* BRIEF:
Identify and copy all lines of the material where the string "plus" is found.

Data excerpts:
----
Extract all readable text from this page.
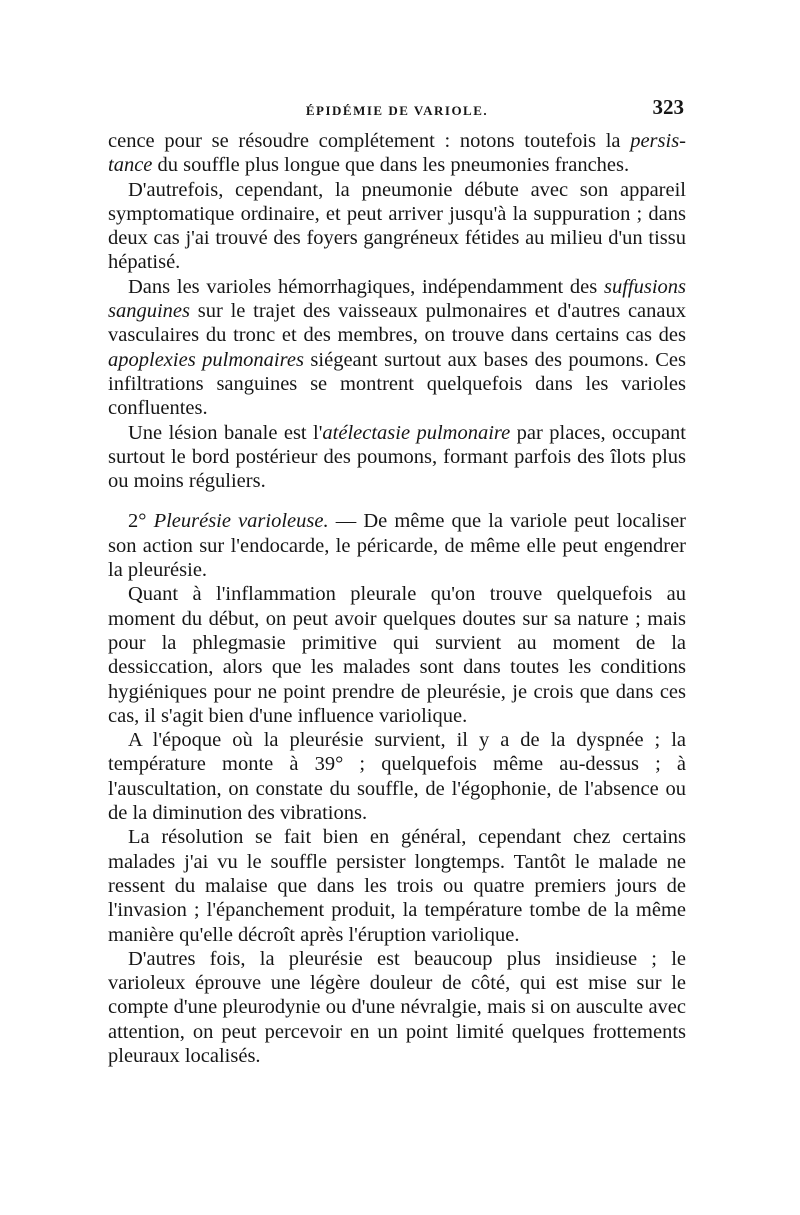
ÉPIDÉMIE DE VARIOLE.	323

cence pour se résoudre complétement : notons toutefois la persis-tance du souffle plus longue que dans les pneumonies franches.

D'autrefois, cependant, la pneumonie débute avec son appareil symptomatique ordinaire, et peut arriver jusqu'à la suppuration ; dans deux cas j'ai trouvé des foyers gangréneux fétides au milieu d'un tissu hépatisé.

Dans les varioles hémorrhagiques, indépendamment des suffusions sanguines sur le trajet des vaisseaux pulmonaires et d'autres canaux vasculaires du tronc et des membres, on trouve dans certains cas des apoplexies pulmonaires siégeant surtout aux bases des poumons. Ces infiltrations sanguines se montrent quelquefois dans les varioles confluentes.

Une lésion banale est l'atélectasie pulmonaire par places, occupant surtout le bord postérieur des poumons, formant parfois des îlots plus ou moins réguliers.

2° Pleurésie varioleuse. — De même que la variole peut localiser son action sur l'endocarde, le péricarde, de même elle peut engendrer la pleurésie.

Quant à l'inflammation pleurale qu'on trouve quelquefois au moment du début, on peut avoir quelques doutes sur sa nature ; mais pour la phlegmasie primitive qui survient au moment de la dessiccation, alors que les malades sont dans toutes les conditions hygiéniques pour ne point prendre de pleurésie, je crois que dans ces cas, il s'agit bien d'une influence variolique.

A l'époque où la pleurésie survient, il y a de la dyspnée ; la température monte à 39° ; quelquefois même au-dessus ; à l'auscultation, on constate du souffle, de l'égophonie, de l'absence ou de la diminution des vibrations.

La résolution se fait bien en général, cependant chez certains malades j'ai vu le souffle persister longtemps. Tantôt le malade ne ressent du malaise que dans les trois ou quatre premiers jours de l'invasion ; l'épanchement produit, la température tombe de la même manière qu'elle décroît après l'éruption variolique.

D'autres fois, la pleurésie est beaucoup plus insidieuse ; le varioleux éprouve une légère douleur de côté, qui est mise sur le compte d'une pleurodynie ou d'une névralgie, mais si on ausculte avec attention, on peut percevoir en un point limité quelques frottements pleuraux localisés.
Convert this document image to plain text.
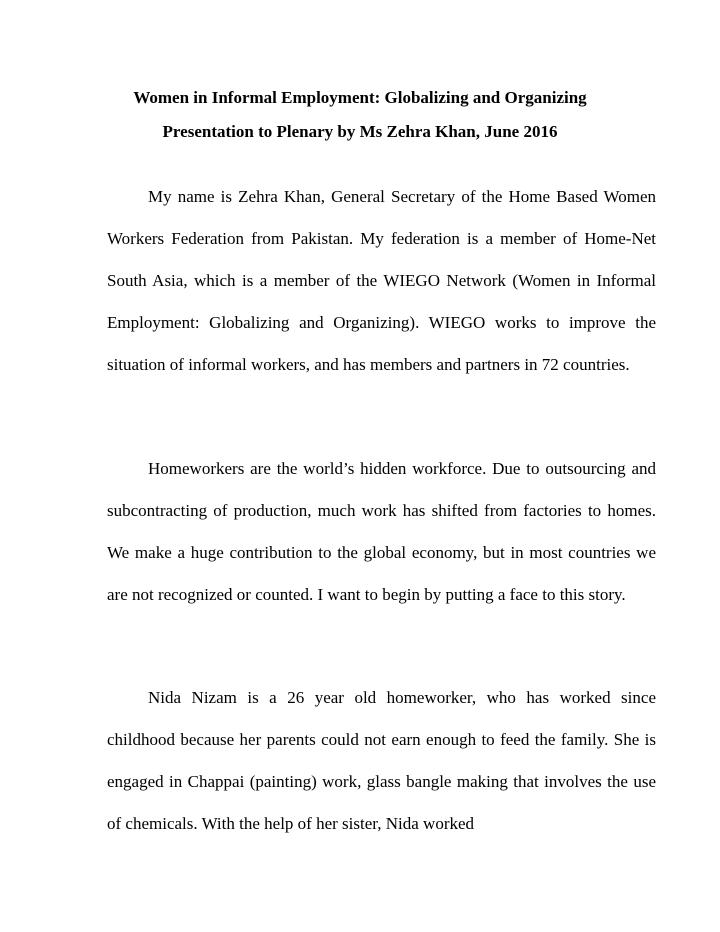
Women in Informal Employment: Globalizing and Organizing
Presentation to Plenary by Ms Zehra Khan, June 2016

My name is Zehra Khan, General Secretary of the Home Based Women Workers Federation from Pakistan. My federation is a member of Home-Net South Asia, which is a member of the WIEGO Network (Women in Informal Employment: Globalizing and Organizing). WIEGO works to improve the situation of informal workers, and has members and partners in 72 countries.

Homeworkers are the world’s hidden workforce. Due to outsourcing and subcontracting of production, much work has shifted from factories to homes. We make a huge contribution to the global economy, but in most countries we are not recognized or counted. I want to begin by putting a face to this story.

Nida Nizam is a 26 year old homeworker, who has worked since childhood because her parents could not earn enough to feed the family. She is engaged in Chappai (painting) work, glass bangle making that involves the use of chemicals. With the help of her sister, Nida worked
----
* CORRECT RESPONSE:
cence pour se résoudre complétement : notons toutefois la persis-tance du souffle plus longue que dans les pneumonies franches.
Une lésion banale est l'atélectasie pulmonaire par places, occupant surtout le bord postérieur des poumons, formant parfois des îlots plus ou moins réguliers.
D'autres fois, la pleurésie est beaucoup plus insidieuse ; le varioleux éprouve une légère douleur de côté, qui est mise sur le compte d'une pleurodynie ou d'une névralgie, mais si on ausculte avec attention, on peut percevoir en un point limité quelques frottements pleuraux localisés.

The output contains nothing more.